Only lines with the word "describing" are needed; collect each of them from the listing below.

> Provided information:
────────────────
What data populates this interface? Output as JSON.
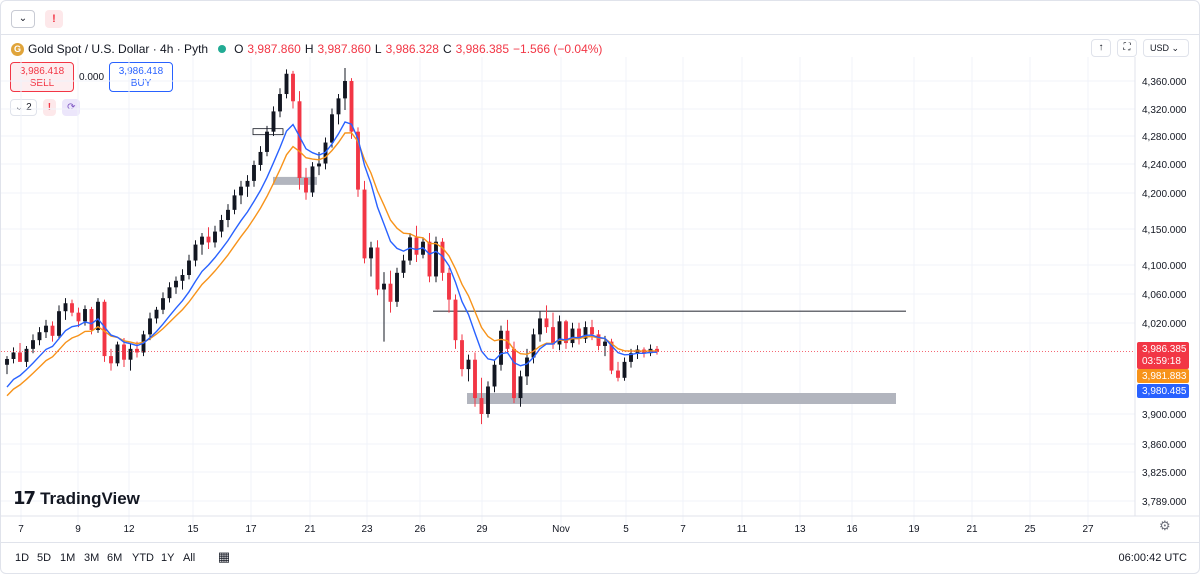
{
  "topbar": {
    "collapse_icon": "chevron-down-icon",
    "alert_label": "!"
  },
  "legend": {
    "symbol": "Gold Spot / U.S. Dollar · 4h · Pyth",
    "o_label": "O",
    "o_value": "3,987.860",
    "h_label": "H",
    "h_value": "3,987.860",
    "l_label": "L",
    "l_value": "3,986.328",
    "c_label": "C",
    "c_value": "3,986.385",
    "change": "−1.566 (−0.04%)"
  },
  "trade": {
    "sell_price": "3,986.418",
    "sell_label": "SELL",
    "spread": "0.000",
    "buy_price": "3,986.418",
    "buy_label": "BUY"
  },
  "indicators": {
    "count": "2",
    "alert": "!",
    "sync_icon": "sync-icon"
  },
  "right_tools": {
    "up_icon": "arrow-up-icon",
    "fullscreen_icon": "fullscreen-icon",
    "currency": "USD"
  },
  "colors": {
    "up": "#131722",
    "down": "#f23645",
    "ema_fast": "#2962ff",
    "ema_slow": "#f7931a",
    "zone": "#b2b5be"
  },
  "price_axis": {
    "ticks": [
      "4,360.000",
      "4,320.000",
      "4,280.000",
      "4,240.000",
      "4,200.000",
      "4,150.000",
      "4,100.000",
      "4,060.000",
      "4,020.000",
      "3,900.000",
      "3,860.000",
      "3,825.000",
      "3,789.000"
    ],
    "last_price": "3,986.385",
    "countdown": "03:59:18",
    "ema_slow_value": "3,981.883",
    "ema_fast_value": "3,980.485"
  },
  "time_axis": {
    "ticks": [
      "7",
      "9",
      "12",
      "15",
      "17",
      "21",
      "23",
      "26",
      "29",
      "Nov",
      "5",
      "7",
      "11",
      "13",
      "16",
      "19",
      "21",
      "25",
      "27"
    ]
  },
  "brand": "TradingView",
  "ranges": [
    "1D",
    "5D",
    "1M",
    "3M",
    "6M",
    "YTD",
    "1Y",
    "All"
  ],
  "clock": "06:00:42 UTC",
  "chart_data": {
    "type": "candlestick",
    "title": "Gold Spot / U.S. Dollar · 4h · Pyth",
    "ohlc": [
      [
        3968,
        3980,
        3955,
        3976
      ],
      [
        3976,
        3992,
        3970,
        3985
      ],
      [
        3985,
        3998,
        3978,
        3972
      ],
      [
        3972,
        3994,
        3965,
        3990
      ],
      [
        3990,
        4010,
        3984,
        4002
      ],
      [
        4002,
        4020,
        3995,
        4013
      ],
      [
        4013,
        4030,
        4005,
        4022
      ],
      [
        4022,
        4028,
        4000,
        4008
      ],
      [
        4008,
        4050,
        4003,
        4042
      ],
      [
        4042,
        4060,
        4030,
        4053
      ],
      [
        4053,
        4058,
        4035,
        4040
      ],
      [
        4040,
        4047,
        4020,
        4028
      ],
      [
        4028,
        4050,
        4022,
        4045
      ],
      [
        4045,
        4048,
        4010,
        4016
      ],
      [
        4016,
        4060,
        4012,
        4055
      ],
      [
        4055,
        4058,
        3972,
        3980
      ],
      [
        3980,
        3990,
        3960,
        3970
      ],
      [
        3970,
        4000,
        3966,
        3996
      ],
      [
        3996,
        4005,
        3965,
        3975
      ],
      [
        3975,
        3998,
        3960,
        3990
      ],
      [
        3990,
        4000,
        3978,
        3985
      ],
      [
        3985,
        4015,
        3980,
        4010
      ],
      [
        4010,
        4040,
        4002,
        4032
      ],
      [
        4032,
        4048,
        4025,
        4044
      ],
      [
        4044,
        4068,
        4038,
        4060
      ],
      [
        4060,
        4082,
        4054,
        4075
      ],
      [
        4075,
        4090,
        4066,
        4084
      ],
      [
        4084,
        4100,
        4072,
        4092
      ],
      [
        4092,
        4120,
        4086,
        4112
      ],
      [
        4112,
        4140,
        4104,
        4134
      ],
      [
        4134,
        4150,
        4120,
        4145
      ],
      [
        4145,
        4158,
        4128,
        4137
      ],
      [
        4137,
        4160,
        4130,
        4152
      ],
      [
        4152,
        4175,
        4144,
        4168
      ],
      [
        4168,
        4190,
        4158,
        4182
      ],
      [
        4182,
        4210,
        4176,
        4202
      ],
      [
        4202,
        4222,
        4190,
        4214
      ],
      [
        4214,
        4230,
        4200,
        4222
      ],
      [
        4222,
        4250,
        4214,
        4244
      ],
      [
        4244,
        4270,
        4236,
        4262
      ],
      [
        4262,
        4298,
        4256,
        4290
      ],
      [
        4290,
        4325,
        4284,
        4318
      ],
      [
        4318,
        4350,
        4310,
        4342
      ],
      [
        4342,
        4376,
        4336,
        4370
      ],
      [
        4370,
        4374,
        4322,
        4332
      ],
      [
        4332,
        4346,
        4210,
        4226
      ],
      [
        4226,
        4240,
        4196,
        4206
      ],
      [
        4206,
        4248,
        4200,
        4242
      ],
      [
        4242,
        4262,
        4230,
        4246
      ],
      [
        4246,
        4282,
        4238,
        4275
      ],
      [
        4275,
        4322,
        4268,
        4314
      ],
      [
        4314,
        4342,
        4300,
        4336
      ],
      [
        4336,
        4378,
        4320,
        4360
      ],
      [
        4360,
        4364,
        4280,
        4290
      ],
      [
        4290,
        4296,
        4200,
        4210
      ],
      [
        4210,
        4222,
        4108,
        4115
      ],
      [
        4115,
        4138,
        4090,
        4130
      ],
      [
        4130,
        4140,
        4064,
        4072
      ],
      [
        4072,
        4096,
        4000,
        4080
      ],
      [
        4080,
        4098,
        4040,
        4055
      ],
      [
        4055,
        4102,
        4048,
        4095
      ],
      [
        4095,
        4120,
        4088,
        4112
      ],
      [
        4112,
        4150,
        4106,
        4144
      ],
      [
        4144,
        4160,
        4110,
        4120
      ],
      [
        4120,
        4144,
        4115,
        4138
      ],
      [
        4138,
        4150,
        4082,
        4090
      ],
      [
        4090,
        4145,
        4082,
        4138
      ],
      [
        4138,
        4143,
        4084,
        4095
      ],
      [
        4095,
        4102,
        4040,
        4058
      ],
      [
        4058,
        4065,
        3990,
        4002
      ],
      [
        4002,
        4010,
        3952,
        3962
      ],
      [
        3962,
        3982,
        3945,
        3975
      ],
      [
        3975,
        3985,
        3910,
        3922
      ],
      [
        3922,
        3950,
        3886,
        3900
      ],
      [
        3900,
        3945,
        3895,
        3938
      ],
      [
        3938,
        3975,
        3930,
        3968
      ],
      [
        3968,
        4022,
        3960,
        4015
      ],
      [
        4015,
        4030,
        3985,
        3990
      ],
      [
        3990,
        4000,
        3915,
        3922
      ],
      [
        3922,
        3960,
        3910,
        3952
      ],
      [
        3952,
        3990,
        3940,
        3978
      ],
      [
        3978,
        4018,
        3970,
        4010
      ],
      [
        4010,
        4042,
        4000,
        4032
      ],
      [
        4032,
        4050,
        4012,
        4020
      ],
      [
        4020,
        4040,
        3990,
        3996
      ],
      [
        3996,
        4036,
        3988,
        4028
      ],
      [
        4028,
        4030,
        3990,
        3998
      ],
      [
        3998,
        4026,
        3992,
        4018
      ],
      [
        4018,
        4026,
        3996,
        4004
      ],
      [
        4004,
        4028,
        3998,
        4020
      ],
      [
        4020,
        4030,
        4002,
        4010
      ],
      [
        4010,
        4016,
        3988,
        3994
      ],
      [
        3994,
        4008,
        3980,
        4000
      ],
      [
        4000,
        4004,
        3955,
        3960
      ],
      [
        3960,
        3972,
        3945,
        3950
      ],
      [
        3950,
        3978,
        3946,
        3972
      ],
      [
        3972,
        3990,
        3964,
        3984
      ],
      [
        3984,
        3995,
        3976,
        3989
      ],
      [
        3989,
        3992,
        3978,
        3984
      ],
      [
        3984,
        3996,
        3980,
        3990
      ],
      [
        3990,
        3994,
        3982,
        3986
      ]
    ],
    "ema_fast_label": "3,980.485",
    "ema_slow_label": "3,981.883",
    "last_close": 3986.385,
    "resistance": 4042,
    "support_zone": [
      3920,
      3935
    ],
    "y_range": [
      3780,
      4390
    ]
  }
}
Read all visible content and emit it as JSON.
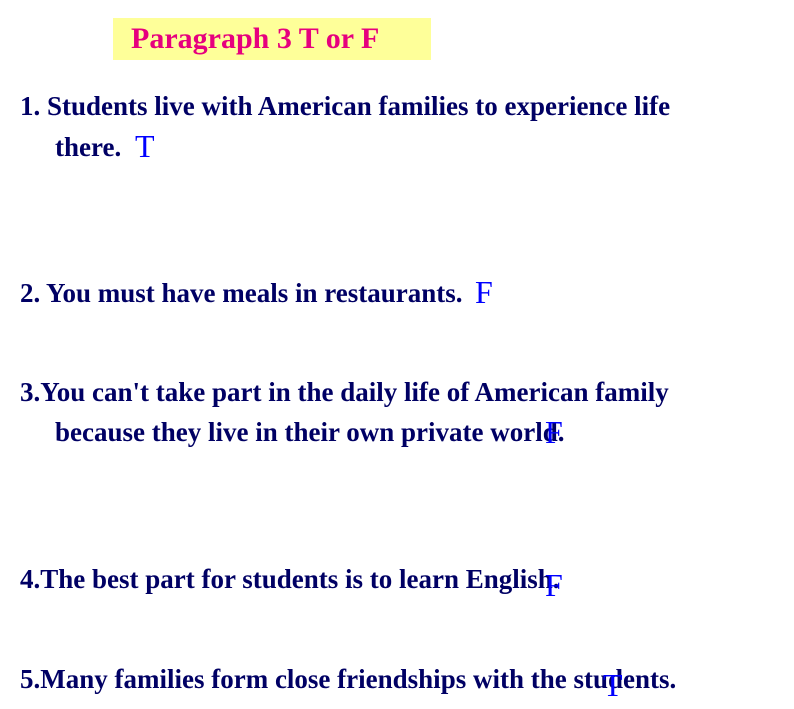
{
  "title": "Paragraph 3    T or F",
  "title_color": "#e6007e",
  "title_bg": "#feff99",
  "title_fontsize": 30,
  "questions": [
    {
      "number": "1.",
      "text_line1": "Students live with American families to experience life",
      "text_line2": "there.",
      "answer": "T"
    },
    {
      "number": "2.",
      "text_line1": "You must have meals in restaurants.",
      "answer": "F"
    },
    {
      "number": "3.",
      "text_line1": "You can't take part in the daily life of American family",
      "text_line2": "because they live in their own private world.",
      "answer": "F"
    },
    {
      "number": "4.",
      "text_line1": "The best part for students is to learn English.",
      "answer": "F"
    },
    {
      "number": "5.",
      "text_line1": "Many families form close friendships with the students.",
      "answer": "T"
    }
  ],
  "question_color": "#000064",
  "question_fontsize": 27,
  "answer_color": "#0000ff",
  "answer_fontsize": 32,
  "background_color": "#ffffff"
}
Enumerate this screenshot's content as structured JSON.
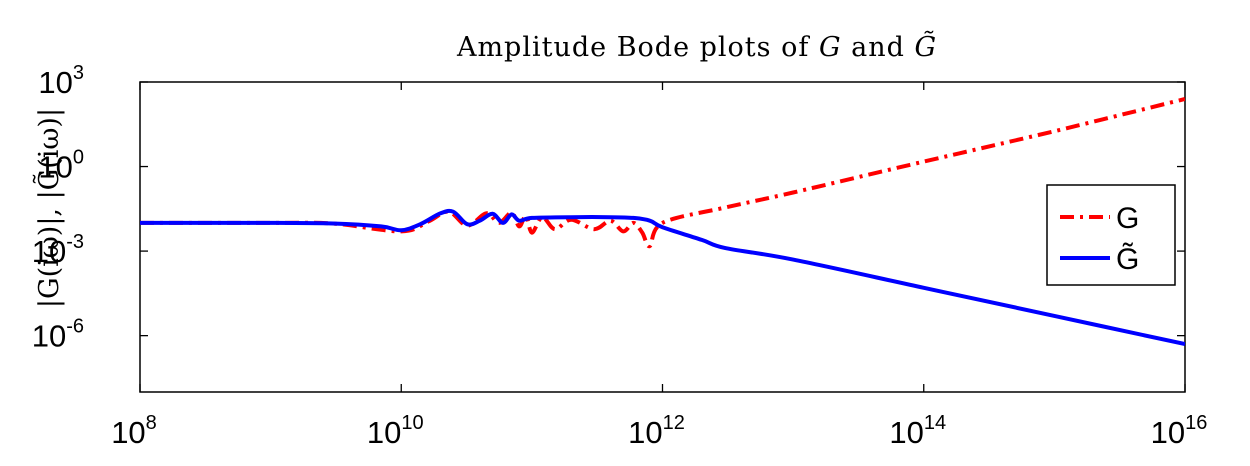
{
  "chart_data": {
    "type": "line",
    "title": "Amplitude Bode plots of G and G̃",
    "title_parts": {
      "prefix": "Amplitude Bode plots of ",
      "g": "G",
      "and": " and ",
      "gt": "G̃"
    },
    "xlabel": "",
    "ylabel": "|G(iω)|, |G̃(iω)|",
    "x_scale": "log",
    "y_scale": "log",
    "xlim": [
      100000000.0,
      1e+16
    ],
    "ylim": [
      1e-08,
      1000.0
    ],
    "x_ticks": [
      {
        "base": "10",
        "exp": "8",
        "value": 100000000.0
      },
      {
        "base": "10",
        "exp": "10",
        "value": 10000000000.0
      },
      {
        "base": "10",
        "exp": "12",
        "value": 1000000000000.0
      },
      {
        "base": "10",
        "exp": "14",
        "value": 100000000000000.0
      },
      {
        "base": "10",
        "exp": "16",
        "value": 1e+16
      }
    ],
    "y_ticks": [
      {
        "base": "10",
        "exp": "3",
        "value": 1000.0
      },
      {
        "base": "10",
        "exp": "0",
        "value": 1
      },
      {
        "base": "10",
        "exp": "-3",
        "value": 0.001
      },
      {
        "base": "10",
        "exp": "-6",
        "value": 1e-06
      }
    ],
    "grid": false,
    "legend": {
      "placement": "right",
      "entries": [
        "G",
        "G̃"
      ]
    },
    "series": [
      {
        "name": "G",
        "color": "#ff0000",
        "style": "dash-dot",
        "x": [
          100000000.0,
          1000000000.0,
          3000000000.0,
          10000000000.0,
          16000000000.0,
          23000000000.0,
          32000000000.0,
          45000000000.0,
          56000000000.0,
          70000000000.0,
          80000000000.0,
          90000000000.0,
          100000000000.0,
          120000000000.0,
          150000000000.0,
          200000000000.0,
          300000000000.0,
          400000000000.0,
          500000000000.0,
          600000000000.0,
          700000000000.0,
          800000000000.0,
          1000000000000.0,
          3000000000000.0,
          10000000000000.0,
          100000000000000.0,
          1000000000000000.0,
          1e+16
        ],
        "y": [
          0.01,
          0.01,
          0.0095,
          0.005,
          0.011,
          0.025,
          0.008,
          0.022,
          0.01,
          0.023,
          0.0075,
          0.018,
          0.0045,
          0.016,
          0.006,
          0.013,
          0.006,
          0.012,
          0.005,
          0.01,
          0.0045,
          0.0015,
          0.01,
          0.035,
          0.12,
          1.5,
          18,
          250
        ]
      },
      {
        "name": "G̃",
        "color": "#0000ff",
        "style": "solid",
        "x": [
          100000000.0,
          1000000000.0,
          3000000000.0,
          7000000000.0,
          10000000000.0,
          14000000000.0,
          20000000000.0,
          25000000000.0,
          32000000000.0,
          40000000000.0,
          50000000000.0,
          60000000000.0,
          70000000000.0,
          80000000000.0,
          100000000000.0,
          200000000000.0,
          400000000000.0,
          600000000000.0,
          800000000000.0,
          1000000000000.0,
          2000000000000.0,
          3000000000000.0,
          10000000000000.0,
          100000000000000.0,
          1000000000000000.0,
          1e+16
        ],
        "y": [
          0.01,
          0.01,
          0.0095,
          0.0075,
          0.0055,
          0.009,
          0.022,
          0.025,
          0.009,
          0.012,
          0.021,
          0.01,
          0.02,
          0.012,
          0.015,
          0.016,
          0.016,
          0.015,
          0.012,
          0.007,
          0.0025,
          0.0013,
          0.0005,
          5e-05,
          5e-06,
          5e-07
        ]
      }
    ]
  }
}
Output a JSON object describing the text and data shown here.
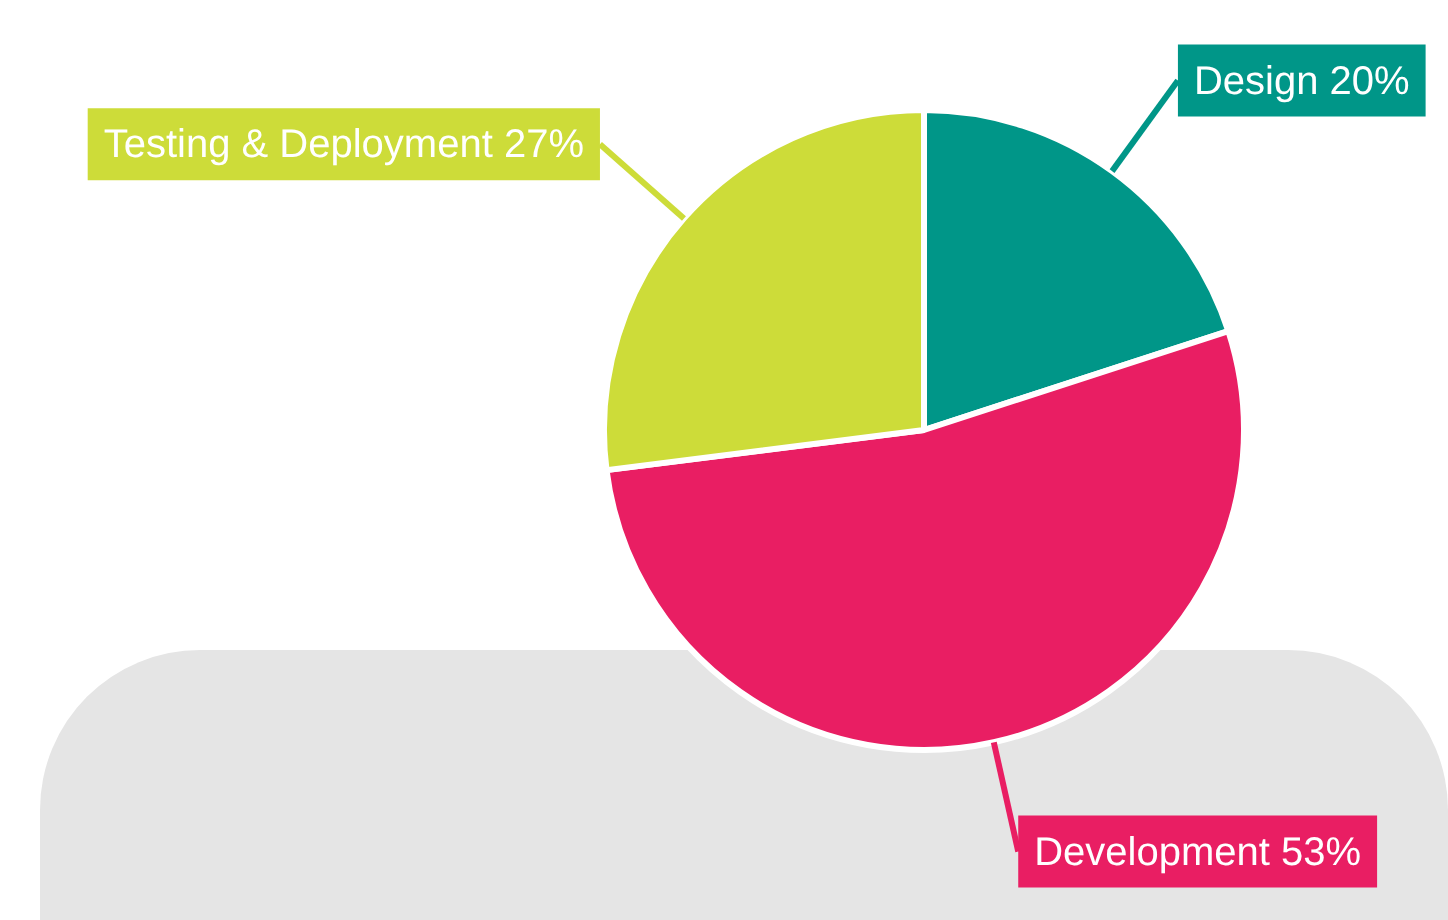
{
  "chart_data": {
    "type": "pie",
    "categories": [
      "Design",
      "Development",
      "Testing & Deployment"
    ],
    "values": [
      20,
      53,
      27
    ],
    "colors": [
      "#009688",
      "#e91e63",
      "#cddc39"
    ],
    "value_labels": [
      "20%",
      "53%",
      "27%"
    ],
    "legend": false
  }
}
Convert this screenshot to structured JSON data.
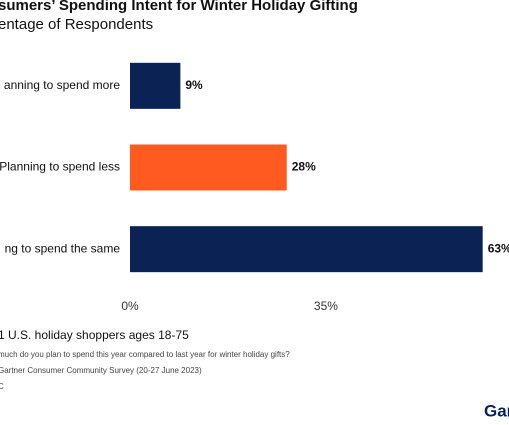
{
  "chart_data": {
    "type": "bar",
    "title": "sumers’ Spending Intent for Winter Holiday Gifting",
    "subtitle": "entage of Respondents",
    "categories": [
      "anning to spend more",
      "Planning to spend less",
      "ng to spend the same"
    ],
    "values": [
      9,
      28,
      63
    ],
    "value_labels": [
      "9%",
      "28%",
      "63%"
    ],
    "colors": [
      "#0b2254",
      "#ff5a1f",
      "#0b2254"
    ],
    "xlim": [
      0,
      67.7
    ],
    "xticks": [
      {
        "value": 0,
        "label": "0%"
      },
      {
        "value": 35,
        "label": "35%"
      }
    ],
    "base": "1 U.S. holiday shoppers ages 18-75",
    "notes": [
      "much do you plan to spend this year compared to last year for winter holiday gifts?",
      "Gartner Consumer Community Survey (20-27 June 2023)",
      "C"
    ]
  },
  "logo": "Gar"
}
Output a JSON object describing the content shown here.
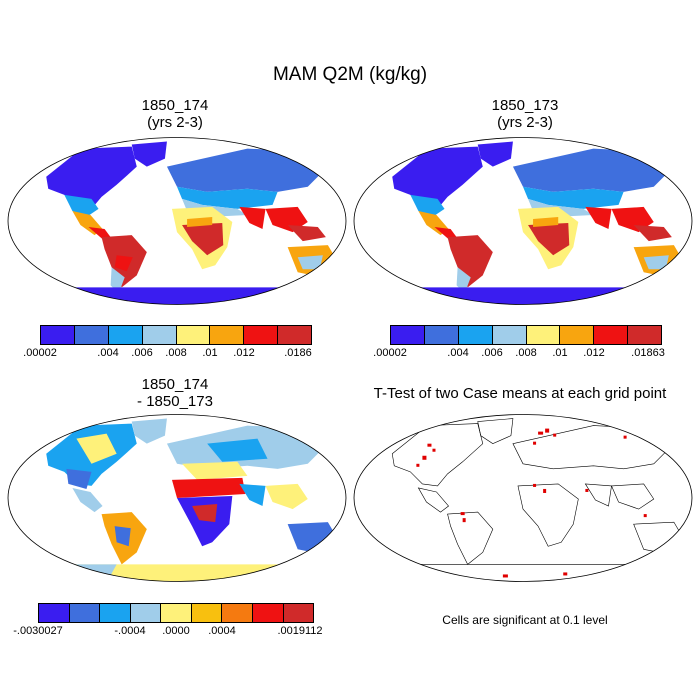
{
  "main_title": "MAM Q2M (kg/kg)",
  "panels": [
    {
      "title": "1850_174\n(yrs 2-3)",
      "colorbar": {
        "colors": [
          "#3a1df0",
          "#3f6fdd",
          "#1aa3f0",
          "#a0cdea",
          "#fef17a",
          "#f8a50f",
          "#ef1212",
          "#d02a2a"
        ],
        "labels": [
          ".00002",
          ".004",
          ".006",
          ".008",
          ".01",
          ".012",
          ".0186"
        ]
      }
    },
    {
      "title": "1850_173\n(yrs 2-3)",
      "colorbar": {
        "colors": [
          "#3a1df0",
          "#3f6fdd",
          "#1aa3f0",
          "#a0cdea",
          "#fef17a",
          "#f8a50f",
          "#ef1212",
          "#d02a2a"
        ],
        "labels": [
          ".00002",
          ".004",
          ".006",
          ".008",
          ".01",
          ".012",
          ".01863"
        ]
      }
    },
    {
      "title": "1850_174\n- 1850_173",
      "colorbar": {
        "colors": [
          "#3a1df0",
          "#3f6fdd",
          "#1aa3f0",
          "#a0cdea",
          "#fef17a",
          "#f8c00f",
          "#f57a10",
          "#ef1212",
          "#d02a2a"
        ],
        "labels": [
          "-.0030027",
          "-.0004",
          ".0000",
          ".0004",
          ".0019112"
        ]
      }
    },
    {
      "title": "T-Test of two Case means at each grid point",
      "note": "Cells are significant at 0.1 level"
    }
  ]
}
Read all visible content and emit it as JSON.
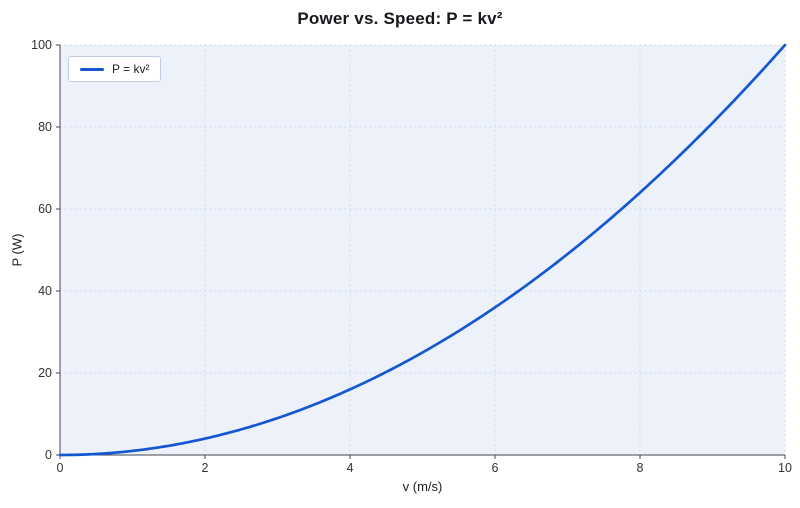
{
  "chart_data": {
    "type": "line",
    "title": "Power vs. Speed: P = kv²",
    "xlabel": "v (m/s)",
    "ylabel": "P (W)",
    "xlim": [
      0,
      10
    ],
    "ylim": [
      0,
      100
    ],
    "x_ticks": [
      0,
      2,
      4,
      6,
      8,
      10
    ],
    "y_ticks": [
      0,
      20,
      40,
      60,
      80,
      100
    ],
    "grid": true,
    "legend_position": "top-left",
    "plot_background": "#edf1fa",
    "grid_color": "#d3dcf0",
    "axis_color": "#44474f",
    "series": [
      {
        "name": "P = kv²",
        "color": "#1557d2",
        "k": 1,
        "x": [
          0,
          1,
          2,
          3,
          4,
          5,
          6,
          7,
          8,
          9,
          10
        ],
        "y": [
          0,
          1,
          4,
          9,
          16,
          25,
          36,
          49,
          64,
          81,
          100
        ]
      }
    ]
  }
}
────────────────
> Output for this exercise:
Output a JSON object describing the text and data shown here.
Output a JSON object describing the content shown here.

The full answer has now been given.